**WHAT NEEDS TO BE DONE:**
Each entry below must be repeated exactly, with pictures left out.

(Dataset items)

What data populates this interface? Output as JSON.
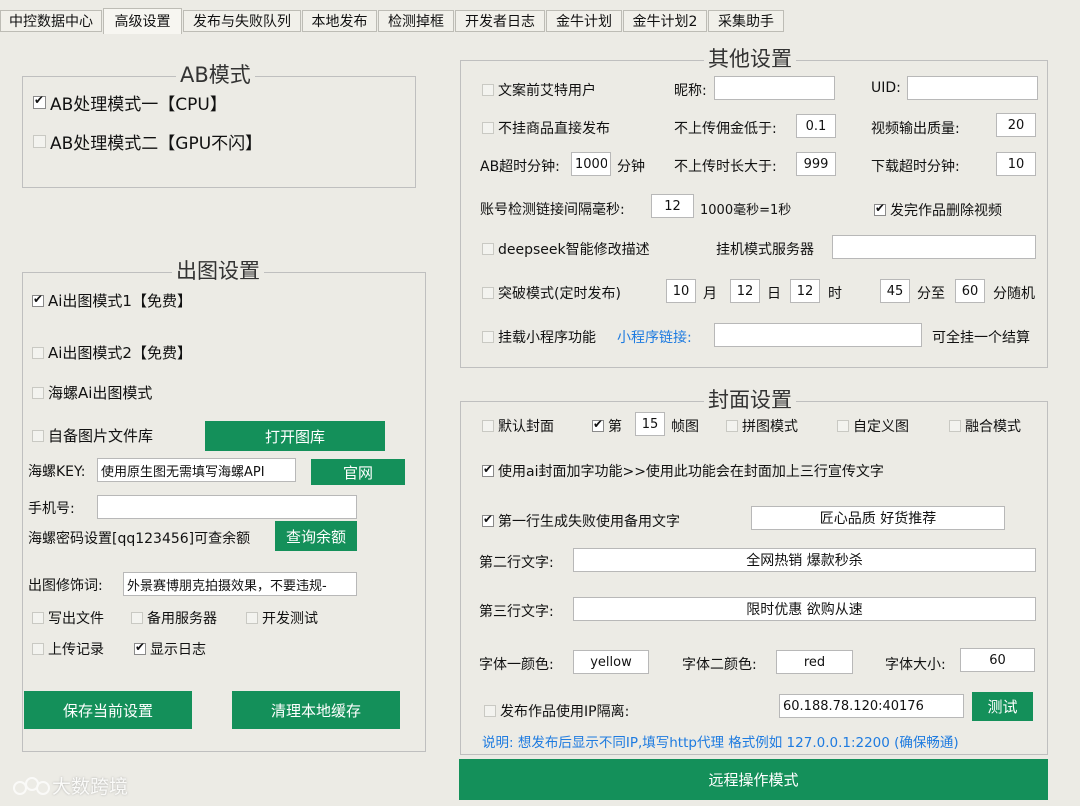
{
  "tabs": [
    "中控数据中心",
    "高级设置",
    "发布与失败队列",
    "本地发布",
    "检测掉框",
    "开发者日志",
    "金牛计划",
    "金牛计划2",
    "采集助手"
  ],
  "ab": {
    "title": "AB模式",
    "mode1": "AB处理模式一【CPU】",
    "mode2": "AB处理模式二【GPU不闪】"
  },
  "chutu": {
    "title": "出图设置",
    "mode1": "Ai出图模式1【免费】",
    "mode2": "Ai出图模式2【免费】",
    "hailuo": "海螺Ai出图模式",
    "self_lib": "自备图片文件库",
    "open_lib_btn": "打开图库",
    "key_label": "海螺KEY:",
    "key_value": "使用原生图无需填写海螺API",
    "official_btn": "官网",
    "phone_label": "手机号:",
    "phone_value": "",
    "pwd_label": "海螺密码设置[qq123456]可查余额",
    "query_btn": "查询余额",
    "modifier_label": "出图修饰词:",
    "modifier_value": "外景赛博朋克拍摄效果，不要违规-",
    "write_file": "写出文件",
    "backup_server": "备用服务器",
    "dev_test": "开发测试",
    "upload_log": "上传记录",
    "show_log": "显示日志",
    "save_btn": "保存当前设置",
    "clear_btn": "清理本地缓存"
  },
  "other": {
    "title": "其他设置",
    "at_user": "文案前艾特用户",
    "nickname_label": "昵称:",
    "nickname_value": "",
    "uid_label": "UID:",
    "uid_value": "",
    "no_goods": "不挂商品直接发布",
    "min_comm_label": "不上传佣金低于:",
    "min_comm_value": "0.1",
    "quality_label": "视频输出质量:",
    "quality_value": "20",
    "ab_timeout_label": "AB超时分钟:",
    "ab_timeout_value": "1000",
    "ab_timeout_unit": "分钟",
    "max_len_label": "不上传时长大于:",
    "max_len_value": "999",
    "dl_timeout_label": "下载超时分钟:",
    "dl_timeout_value": "10",
    "interval_label": "账号检测链接间隔毫秒:",
    "interval_value": "12",
    "interval_note": "1000毫秒=1秒",
    "delete_video": "发完作品删除视频",
    "deepseek": "deepseek智能修改描述",
    "server_label": "挂机模式服务器",
    "server_value": "",
    "burst": "突破模式(定时发布)",
    "month_value": "10",
    "month_unit": "月",
    "day_value": "12",
    "day_unit": "日",
    "hour_value": "12",
    "hour_unit": "时",
    "min_from": "45",
    "min_to_label": "分至",
    "min_to": "60",
    "random_label": "分随机",
    "mini_prog": "挂载小程序功能",
    "mini_link_label": "小程序链接:",
    "mini_link_value": "",
    "mini_note": "可全挂一个结算"
  },
  "cover": {
    "title": "封面设置",
    "default_cover": "默认封面",
    "frame_prefix": "第",
    "frame_value": "15",
    "frame_suffix": "帧图",
    "collage": "拼图模式",
    "custom": "自定义图",
    "blend": "融合模式",
    "ai_text": "使用ai封面加字功能>>使用此功能会在封面加上三行宣传文字",
    "line1_fallback": "第一行生成失败使用备用文字",
    "line1_value": "匠心品质 好货推荐",
    "line2_label": "第二行文字:",
    "line2_value": "全网热销 爆款秒杀",
    "line3_label": "第三行文字:",
    "line3_value": "限时优惠 欲购从速",
    "font1_label": "字体一颜色:",
    "font1_value": "yellow",
    "font2_label": "字体二颜色:",
    "font2_value": "red",
    "size_label": "字体大小:",
    "size_value": "60",
    "ip_isolate": "发布作品使用IP隔离:",
    "ip_value": "60.188.78.120:40176",
    "test_btn": "测试",
    "note": "说明: 想发布后显示不同IP,填写http代理  格式例如 127.0.0.1:2200 (确保畅通)"
  },
  "remote_btn": "远程操作模式",
  "watermark": "大数跨境",
  "colors": {
    "accent": "#14905a",
    "link": "#1e7be0"
  }
}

**EXERCISE RESULT:**
What data populates this interface? Output as JSON.
{
  "tabs": [
    "中控数据中心",
    "高级设置",
    "发布与失败队列",
    "本地发布",
    "检测掉框",
    "开发者日志",
    "金牛计划",
    "金牛计划2",
    "采集助手"
  ],
  "ab": {
    "title": "AB模式",
    "mode1": "AB处理模式一【CPU】",
    "mode2": "AB处理模式二【GPU不闪】"
  },
  "chutu": {
    "title": "出图设置",
    "mode1": "Ai出图模式1【免费】",
    "mode2": "Ai出图模式2【免费】",
    "hailuo": "海螺Ai出图模式",
    "self_lib": "自备图片文件库",
    "open_lib_btn": "打开图库",
    "key_label": "海螺KEY:",
    "key_value": "使用原生图无需填写海螺API",
    "official_btn": "官网",
    "phone_label": "手机号:",
    "phone_value": "",
    "pwd_label": "海螺密码设置[qq123456]可查余额",
    "query_btn": "查询余额",
    "modifier_label": "出图修饰词:",
    "modifier_value": "外景赛博朋克拍摄效果，不要违规-",
    "write_file": "写出文件",
    "backup_server": "备用服务器",
    "dev_test": "开发测试",
    "upload_log": "上传记录",
    "show_log": "显示日志",
    "save_btn": "保存当前设置",
    "clear_btn": "清理本地缓存"
  },
  "other": {
    "title": "其他设置",
    "at_user": "文案前艾特用户",
    "nickname_label": "昵称:",
    "nickname_value": "",
    "uid_label": "UID:",
    "uid_value": "",
    "no_goods": "不挂商品直接发布",
    "min_comm_label": "不上传佣金低于:",
    "min_comm_value": "0.1",
    "quality_label": "视频输出质量:",
    "quality_value": "20",
    "ab_timeout_label": "AB超时分钟:",
    "ab_timeout_value": "1000",
    "ab_timeout_unit": "分钟",
    "max_len_label": "不上传时长大于:",
    "max_len_value": "999",
    "dl_timeout_label": "下载超时分钟:",
    "dl_timeout_value": "10",
    "interval_label": "账号检测链接间隔毫秒:",
    "interval_value": "12",
    "interval_note": "1000毫秒=1秒",
    "delete_video": "发完作品删除视频",
    "deepseek": "deepseek智能修改描述",
    "server_label": "挂机模式服务器",
    "server_value": "",
    "burst": "突破模式(定时发布)",
    "month_value": "10",
    "month_unit": "月",
    "day_value": "12",
    "day_unit": "日",
    "hour_value": "12",
    "hour_unit": "时",
    "min_from": "45",
    "min_to_label": "分至",
    "min_to": "60",
    "random_label": "分随机",
    "mini_prog": "挂载小程序功能",
    "mini_link_label": "小程序链接:",
    "mini_link_value": "",
    "mini_note": "可全挂一个结算"
  },
  "cover": {
    "title": "封面设置",
    "default_cover": "默认封面",
    "frame_prefix": "第",
    "frame_value": "15",
    "frame_suffix": "帧图",
    "collage": "拼图模式",
    "custom": "自定义图",
    "blend": "融合模式",
    "ai_text": "使用ai封面加字功能>>使用此功能会在封面加上三行宣传文字",
    "line1_fallback": "第一行生成失败使用备用文字",
    "line1_value": "匠心品质 好货推荐",
    "line2_label": "第二行文字:",
    "line2_value": "全网热销 爆款秒杀",
    "line3_label": "第三行文字:",
    "line3_value": "限时优惠 欲购从速",
    "font1_label": "字体一颜色:",
    "font1_value": "yellow",
    "font2_label": "字体二颜色:",
    "font2_value": "red",
    "size_label": "字体大小:",
    "size_value": "60",
    "ip_isolate": "发布作品使用IP隔离:",
    "ip_value": "60.188.78.120:40176",
    "test_btn": "测试",
    "note": "说明: 想发布后显示不同IP,填写http代理  格式例如 127.0.0.1:2200 (确保畅通)"
  },
  "remote_btn": "远程操作模式",
  "watermark": "大数跨境",
  "colors": {
    "accent": "#14905a",
    "link": "#1e7be0"
  }
}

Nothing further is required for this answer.